### GOAL
Find and copy every line in the records that includes the string "Электроснабжение".
Start GIVEN RECORDS
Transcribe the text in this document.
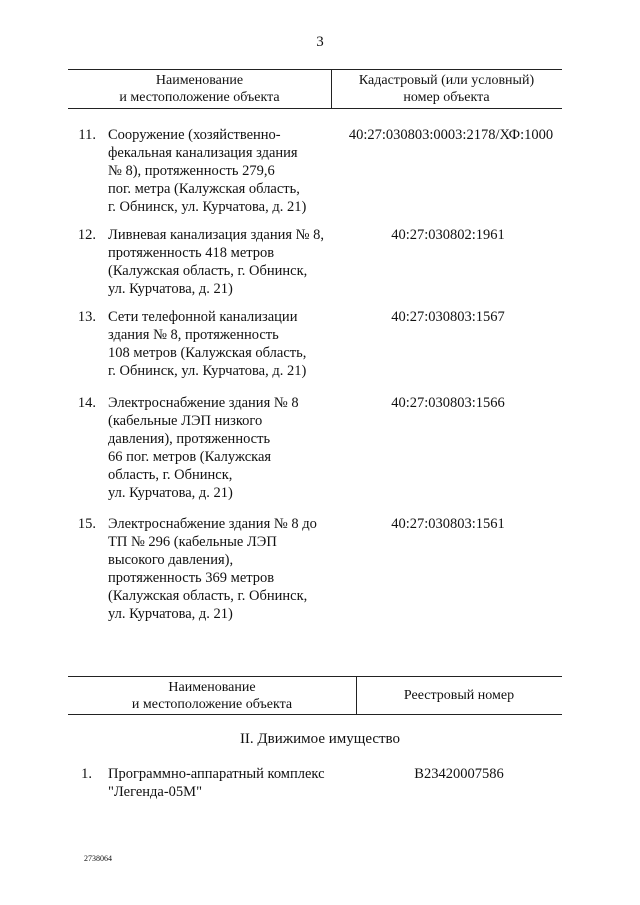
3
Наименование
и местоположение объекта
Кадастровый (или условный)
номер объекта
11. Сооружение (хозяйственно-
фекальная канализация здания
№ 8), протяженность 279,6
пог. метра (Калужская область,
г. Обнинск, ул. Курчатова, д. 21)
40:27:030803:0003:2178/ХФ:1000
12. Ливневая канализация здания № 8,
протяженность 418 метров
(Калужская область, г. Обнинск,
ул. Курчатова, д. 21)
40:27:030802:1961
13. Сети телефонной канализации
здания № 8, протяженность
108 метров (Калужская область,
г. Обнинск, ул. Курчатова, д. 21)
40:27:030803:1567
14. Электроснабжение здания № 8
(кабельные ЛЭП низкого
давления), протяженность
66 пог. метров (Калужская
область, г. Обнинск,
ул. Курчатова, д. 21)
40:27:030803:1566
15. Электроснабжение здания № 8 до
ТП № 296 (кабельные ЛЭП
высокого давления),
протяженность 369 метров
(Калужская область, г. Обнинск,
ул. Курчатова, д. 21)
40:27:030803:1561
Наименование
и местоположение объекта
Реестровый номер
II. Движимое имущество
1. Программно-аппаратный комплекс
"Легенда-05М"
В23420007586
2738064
End GIVEN RECORDS
Start GIVEN RECORDS
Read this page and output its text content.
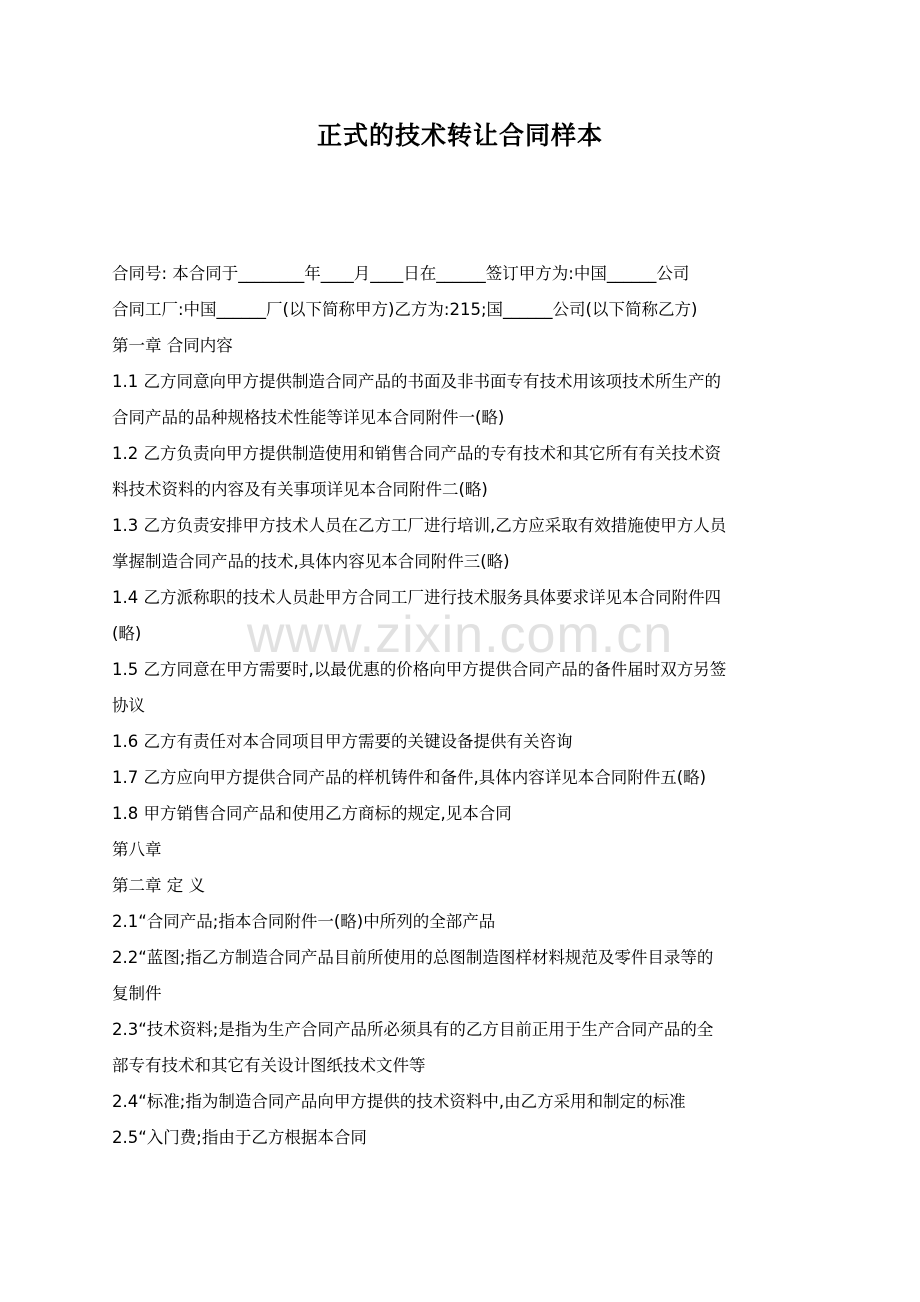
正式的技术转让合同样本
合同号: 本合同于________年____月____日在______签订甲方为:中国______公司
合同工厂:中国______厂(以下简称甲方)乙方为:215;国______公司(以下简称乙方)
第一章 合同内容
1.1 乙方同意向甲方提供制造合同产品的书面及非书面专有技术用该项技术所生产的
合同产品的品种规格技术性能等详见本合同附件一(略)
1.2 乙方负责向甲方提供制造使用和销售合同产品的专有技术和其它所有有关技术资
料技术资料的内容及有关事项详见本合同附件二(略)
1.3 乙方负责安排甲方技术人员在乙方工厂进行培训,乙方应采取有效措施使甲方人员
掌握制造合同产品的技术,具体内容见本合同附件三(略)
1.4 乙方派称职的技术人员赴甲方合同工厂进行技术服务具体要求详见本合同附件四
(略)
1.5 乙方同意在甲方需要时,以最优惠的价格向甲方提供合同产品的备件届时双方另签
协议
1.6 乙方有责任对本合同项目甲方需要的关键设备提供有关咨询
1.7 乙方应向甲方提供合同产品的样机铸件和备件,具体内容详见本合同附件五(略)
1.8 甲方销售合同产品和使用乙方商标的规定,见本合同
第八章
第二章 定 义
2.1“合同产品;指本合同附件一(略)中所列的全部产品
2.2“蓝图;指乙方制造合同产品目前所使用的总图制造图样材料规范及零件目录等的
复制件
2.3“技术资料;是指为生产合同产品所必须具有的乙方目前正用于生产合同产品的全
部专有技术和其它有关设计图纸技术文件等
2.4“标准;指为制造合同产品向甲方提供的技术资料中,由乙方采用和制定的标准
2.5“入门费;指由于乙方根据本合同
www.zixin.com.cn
End GIVEN RECORDS
### OUTPUT BELOW
14. Электроснабжение здания № 8
15. Электроснабжение здания № 8 до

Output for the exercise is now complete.